Page element annotations
-- Begin --
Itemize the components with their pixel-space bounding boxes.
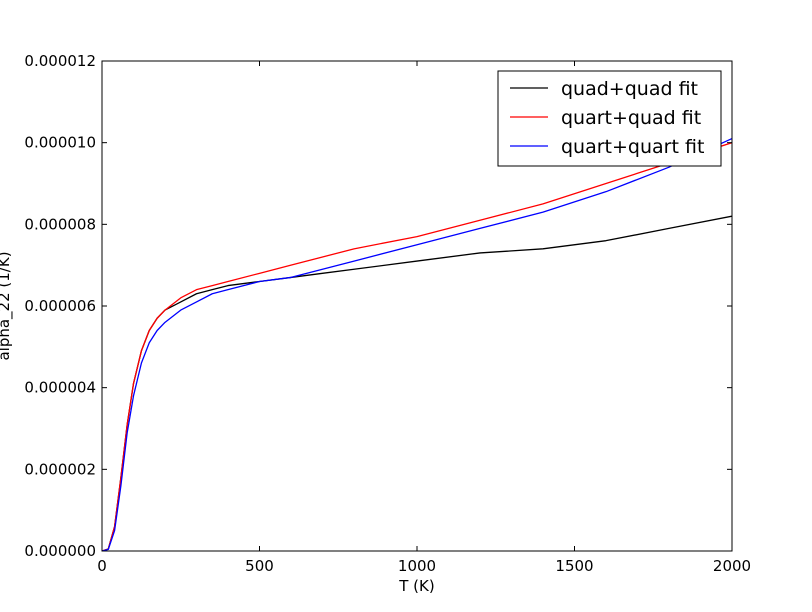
y-tick-label: 0.000006 [24, 297, 96, 315]
y-tick-label: 0.000000 [24, 542, 96, 560]
x-tick-label: 0 [97, 557, 107, 575]
x-tick-label: 1500 [555, 557, 593, 575]
y-tick-label: 0.000008 [24, 215, 96, 233]
x-tick-label: 500 [245, 557, 274, 575]
y-axis-ticks: 0.000000 0.000002 0.000004 0.000006 0.000008… [24, 52, 732, 560]
x-axis-ticks: 0 500 1000 1500 2000 [97, 61, 751, 575]
legend-label-2: quart+quad fit [561, 107, 701, 129]
y-tick-label: 0.000004 [24, 379, 96, 397]
series-layer [102, 137, 732, 551]
legend-label-3: quart+quart fit [561, 136, 704, 158]
y-tick-label: 0.000002 [24, 460, 96, 478]
x-axis-label: T (K) [398, 577, 434, 595]
y-tick-label: 0.000010 [24, 134, 96, 152]
y-tick-label: 0.000012 [24, 52, 96, 70]
y-axis-label: alpha_22 (1/K) [0, 251, 14, 360]
x-tick-label: 2000 [713, 557, 751, 575]
legend-label-1: quad+quad fit [561, 78, 698, 100]
legend: quad+quad fit quart+quad fit quart+quart f… [497, 70, 722, 167]
series-line-2 [102, 142, 732, 551]
x-tick-label: 1000 [398, 557, 436, 575]
legend-box [497, 70, 722, 167]
series-line-3 [102, 137, 732, 551]
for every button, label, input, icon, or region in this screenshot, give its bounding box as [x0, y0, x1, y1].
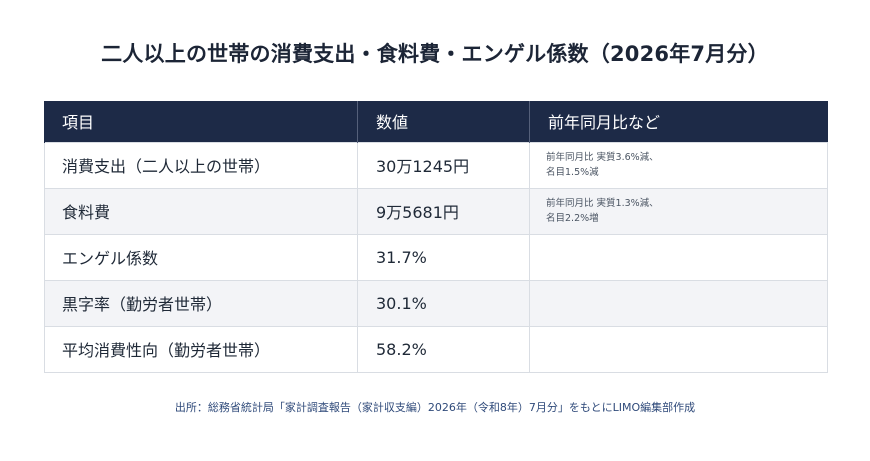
row-note-line: 前年同月比 実質3.6%減、	[546, 152, 659, 163]
column-header-value: 数値	[357, 101, 530, 142]
row-value: 9万5681円	[357, 187, 530, 235]
row-note	[529, 233, 828, 281]
row-note	[529, 279, 828, 327]
page-title: 二人以上の世帯の消費支出・食料費・エンゲル係数（2026年7月分）	[101, 42, 769, 66]
column-header-item: 項目	[44, 101, 358, 142]
row-value: 30万1245円	[357, 141, 530, 189]
row-item-label: 黒字率（勤労者世帯）	[44, 279, 358, 327]
table-row: 食料費 9万5681円 前年同月比 実質1.3%減、 名目2.2%増	[44, 187, 828, 235]
source-caption: 出所：総務省統計局「家計調査報告（家計収支編）2026年（令和8年）7月分」をも…	[174, 401, 696, 414]
row-note-line: 前年同月比 実質1.3%減、	[546, 198, 659, 209]
row-item-label: 平均消費性向（勤労者世帯）	[44, 325, 358, 373]
data-table: 項目 数値 前年同月比など 消費支出（二人以上の世帯） 30万1245円 前年同…	[44, 101, 828, 373]
row-value: 30.1%	[357, 279, 530, 327]
row-item-label: 消費支出（二人以上の世帯）	[44, 141, 358, 189]
row-item-label: 食料費	[44, 187, 358, 235]
table-row: エンゲル係数 31.7%	[44, 233, 828, 281]
row-value: 31.7%	[357, 233, 530, 281]
row-value: 58.2%	[357, 325, 530, 373]
row-note-line: 名目1.5%減	[546, 167, 599, 178]
row-note: 前年同月比 実質1.3%減、 名目2.2%増	[529, 187, 828, 235]
table-header-row: 項目 数値 前年同月比など	[44, 101, 828, 142]
row-note	[529, 325, 828, 373]
table-row: 平均消費性向（勤労者世帯） 58.2%	[44, 325, 828, 373]
row-note-line: 名目2.2%増	[546, 213, 599, 224]
table-row: 消費支出（二人以上の世帯） 30万1245円 前年同月比 実質3.6%減、 名目…	[44, 141, 828, 189]
row-note: 前年同月比 実質3.6%減、 名目1.5%減	[529, 141, 828, 189]
row-item-label: エンゲル係数	[44, 233, 358, 281]
column-header-note: 前年同月比など	[529, 101, 828, 142]
table-row: 黒字率（勤労者世帯） 30.1%	[44, 279, 828, 327]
-- End --
Exercise brief → Copy verbatim the part of the listing that opens with the line containing "y-tick-label: 0.000006 [24, 297, 96, 315]" and closes with the line containing "for every button, label, input, icon, or", including both of those lines.

Output →
y-tick-label: 0.000006 [24, 297, 96, 315]
y-tick-label: 0.000000 [24, 542, 96, 560]
x-tick-label: 0 [97, 557, 107, 575]
x-tick-label: 1500 [555, 557, 593, 575]
y-tick-label: 0.000008 [24, 215, 96, 233]
x-tick-label: 500 [245, 557, 274, 575]
y-axis-ticks: 0.000000 0.000002 0.000004 0.000006 0.000008… [24, 52, 732, 560]
x-axis-ticks: 0 500 1000 1500 2000 [97, 61, 751, 575]
legend-label-2: quart+quad fit [561, 107, 701, 129]
y-tick-label: 0.000004 [24, 379, 96, 397]
series-layer [102, 137, 732, 551]
legend-label-3: quart+quart fit [561, 136, 704, 158]
y-tick-label: 0.000002 [24, 460, 96, 478]
x-axis-label: T (K) [398, 577, 434, 595]
y-tick-label: 0.000010 [24, 134, 96, 152]
y-tick-label: 0.000012 [24, 52, 96, 70]
y-axis-label: alpha_22 (1/K) [0, 251, 14, 360]
x-tick-label: 2000 [713, 557, 751, 575]
legend-label-1: quad+quad fit [561, 78, 698, 100]
legend: quad+quad fit quart+quad fit quart+quart f… [497, 70, 722, 167]
series-line-2 [102, 142, 732, 551]
x-tick-label: 1000 [398, 557, 436, 575]
legend-box [497, 70, 722, 167]
series-line-3 [102, 137, 732, 551]
for every button, label, input, icon, or region in this screenshot, give its bounding box as [x0, y0, x1, y1].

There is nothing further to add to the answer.